__Set task__
Your task is to print all of the data word for word.

(A run of records)
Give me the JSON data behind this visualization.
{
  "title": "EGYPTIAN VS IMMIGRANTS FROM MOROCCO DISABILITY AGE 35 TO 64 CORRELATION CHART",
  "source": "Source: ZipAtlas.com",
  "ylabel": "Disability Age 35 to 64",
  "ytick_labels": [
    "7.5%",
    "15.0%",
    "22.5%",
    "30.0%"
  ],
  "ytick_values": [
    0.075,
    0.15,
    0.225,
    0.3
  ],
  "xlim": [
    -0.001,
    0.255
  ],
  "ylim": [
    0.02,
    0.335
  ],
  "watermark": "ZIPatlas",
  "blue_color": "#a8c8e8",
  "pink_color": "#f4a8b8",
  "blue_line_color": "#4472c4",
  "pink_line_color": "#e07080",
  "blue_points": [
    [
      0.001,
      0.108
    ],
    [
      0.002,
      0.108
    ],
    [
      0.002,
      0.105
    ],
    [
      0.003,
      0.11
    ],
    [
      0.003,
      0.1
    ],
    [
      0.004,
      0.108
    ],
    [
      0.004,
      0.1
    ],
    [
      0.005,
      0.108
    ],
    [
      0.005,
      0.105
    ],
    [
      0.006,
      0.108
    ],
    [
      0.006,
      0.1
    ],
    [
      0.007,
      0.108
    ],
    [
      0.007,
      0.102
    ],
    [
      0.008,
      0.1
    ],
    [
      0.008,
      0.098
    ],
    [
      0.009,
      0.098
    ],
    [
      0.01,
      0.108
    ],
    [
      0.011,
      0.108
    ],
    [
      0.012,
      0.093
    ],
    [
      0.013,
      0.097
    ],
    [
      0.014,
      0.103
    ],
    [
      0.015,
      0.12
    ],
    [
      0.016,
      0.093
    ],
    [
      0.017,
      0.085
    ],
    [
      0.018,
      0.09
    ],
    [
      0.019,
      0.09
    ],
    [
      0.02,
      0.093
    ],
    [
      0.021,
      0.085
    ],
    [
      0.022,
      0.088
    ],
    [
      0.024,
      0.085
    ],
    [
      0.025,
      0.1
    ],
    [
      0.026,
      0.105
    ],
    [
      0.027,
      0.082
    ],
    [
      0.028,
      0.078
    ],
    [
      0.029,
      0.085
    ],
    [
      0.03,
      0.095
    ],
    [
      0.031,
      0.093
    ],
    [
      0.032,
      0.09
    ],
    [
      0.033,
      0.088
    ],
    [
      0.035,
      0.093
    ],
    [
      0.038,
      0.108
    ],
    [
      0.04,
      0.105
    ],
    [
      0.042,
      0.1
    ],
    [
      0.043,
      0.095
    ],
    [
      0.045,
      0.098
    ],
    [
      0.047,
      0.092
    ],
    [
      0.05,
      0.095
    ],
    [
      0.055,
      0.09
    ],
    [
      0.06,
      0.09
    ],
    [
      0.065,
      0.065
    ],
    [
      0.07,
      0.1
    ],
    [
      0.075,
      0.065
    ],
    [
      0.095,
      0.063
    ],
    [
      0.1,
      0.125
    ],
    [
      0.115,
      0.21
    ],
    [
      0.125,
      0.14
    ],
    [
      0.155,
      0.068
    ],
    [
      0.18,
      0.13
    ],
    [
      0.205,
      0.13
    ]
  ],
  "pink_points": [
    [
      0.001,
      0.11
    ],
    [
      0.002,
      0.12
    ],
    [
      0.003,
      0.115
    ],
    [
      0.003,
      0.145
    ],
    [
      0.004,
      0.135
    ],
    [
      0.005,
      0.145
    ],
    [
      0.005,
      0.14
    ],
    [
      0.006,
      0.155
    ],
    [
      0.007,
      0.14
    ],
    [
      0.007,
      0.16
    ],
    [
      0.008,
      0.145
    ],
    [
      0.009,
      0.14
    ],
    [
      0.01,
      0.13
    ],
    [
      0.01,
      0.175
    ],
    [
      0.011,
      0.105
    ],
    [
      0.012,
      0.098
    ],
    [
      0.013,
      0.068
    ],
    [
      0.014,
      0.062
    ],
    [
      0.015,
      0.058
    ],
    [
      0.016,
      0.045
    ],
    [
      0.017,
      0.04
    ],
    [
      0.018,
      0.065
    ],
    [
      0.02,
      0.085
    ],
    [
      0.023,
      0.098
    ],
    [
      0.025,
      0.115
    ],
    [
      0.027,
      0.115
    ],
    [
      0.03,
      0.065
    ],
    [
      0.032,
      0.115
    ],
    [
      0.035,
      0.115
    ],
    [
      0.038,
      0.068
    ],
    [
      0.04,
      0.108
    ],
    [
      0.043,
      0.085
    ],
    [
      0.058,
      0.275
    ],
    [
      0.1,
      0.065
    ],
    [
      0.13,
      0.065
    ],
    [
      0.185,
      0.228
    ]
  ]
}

__Answer__
Give me the JSON data behind this visualization.
{
  "title": "EGYPTIAN VS IMMIGRANTS FROM MOROCCO DISABILITY AGE 35 TO 64 CORRELATION CHART",
  "source": "Source: ZipAtlas.com",
  "ylabel": "Disability Age 35 to 64",
  "ytick_labels": [
    "7.5%",
    "15.0%",
    "22.5%",
    "30.0%"
  ],
  "ytick_values": [
    0.075,
    0.15,
    0.225,
    0.3
  ],
  "xlim": [
    -0.001,
    0.255
  ],
  "ylim": [
    0.02,
    0.335
  ],
  "watermark": "ZIPatlas",
  "blue_color": "#a8c8e8",
  "pink_color": "#f4a8b8",
  "blue_line_color": "#4472c4",
  "pink_line_color": "#e07080",
  "blue_points": [
    [
      0.001,
      0.108
    ],
    [
      0.002,
      0.108
    ],
    [
      0.002,
      0.105
    ],
    [
      0.003,
      0.11
    ],
    [
      0.003,
      0.1
    ],
    [
      0.004,
      0.108
    ],
    [
      0.004,
      0.1
    ],
    [
      0.005,
      0.108
    ],
    [
      0.005,
      0.105
    ],
    [
      0.006,
      0.108
    ],
    [
      0.006,
      0.1
    ],
    [
      0.007,
      0.108
    ],
    [
      0.007,
      0.102
    ],
    [
      0.008,
      0.1
    ],
    [
      0.008,
      0.098
    ],
    [
      0.009,
      0.098
    ],
    [
      0.01,
      0.108
    ],
    [
      0.011,
      0.108
    ],
    [
      0.012,
      0.093
    ],
    [
      0.013,
      0.097
    ],
    [
      0.014,
      0.103
    ],
    [
      0.015,
      0.12
    ],
    [
      0.016,
      0.093
    ],
    [
      0.017,
      0.085
    ],
    [
      0.018,
      0.09
    ],
    [
      0.019,
      0.09
    ],
    [
      0.02,
      0.093
    ],
    [
      0.021,
      0.085
    ],
    [
      0.022,
      0.088
    ],
    [
      0.024,
      0.085
    ],
    [
      0.025,
      0.1
    ],
    [
      0.026,
      0.105
    ],
    [
      0.027,
      0.082
    ],
    [
      0.028,
      0.078
    ],
    [
      0.029,
      0.085
    ],
    [
      0.03,
      0.095
    ],
    [
      0.031,
      0.093
    ],
    [
      0.032,
      0.09
    ],
    [
      0.033,
      0.088
    ],
    [
      0.035,
      0.093
    ],
    [
      0.038,
      0.108
    ],
    [
      0.04,
      0.105
    ],
    [
      0.042,
      0.1
    ],
    [
      0.043,
      0.095
    ],
    [
      0.045,
      0.098
    ],
    [
      0.047,
      0.092
    ],
    [
      0.05,
      0.095
    ],
    [
      0.055,
      0.09
    ],
    [
      0.06,
      0.09
    ],
    [
      0.065,
      0.065
    ],
    [
      0.07,
      0.1
    ],
    [
      0.075,
      0.065
    ],
    [
      0.095,
      0.063
    ],
    [
      0.1,
      0.125
    ],
    [
      0.115,
      0.21
    ],
    [
      0.125,
      0.14
    ],
    [
      0.155,
      0.068
    ],
    [
      0.18,
      0.13
    ],
    [
      0.205,
      0.13
    ]
  ],
  "pink_points": [
    [
      0.001,
      0.11
    ],
    [
      0.002,
      0.12
    ],
    [
      0.003,
      0.115
    ],
    [
      0.003,
      0.145
    ],
    [
      0.004,
      0.135
    ],
    [
      0.005,
      0.145
    ],
    [
      0.005,
      0.14
    ],
    [
      0.006,
      0.155
    ],
    [
      0.007,
      0.14
    ],
    [
      0.007,
      0.16
    ],
    [
      0.008,
      0.145
    ],
    [
      0.009,
      0.14
    ],
    [
      0.01,
      0.13
    ],
    [
      0.01,
      0.175
    ],
    [
      0.011,
      0.105
    ],
    [
      0.012,
      0.098
    ],
    [
      0.013,
      0.068
    ],
    [
      0.014,
      0.062
    ],
    [
      0.015,
      0.058
    ],
    [
      0.016,
      0.045
    ],
    [
      0.017,
      0.04
    ],
    [
      0.018,
      0.065
    ],
    [
      0.02,
      0.085
    ],
    [
      0.023,
      0.098
    ],
    [
      0.025,
      0.115
    ],
    [
      0.027,
      0.115
    ],
    [
      0.03,
      0.065
    ],
    [
      0.032,
      0.115
    ],
    [
      0.035,
      0.115
    ],
    [
      0.038,
      0.068
    ],
    [
      0.04,
      0.108
    ],
    [
      0.043,
      0.085
    ],
    [
      0.058,
      0.275
    ],
    [
      0.1,
      0.065
    ],
    [
      0.13,
      0.065
    ],
    [
      0.185,
      0.228
    ]
  ]
}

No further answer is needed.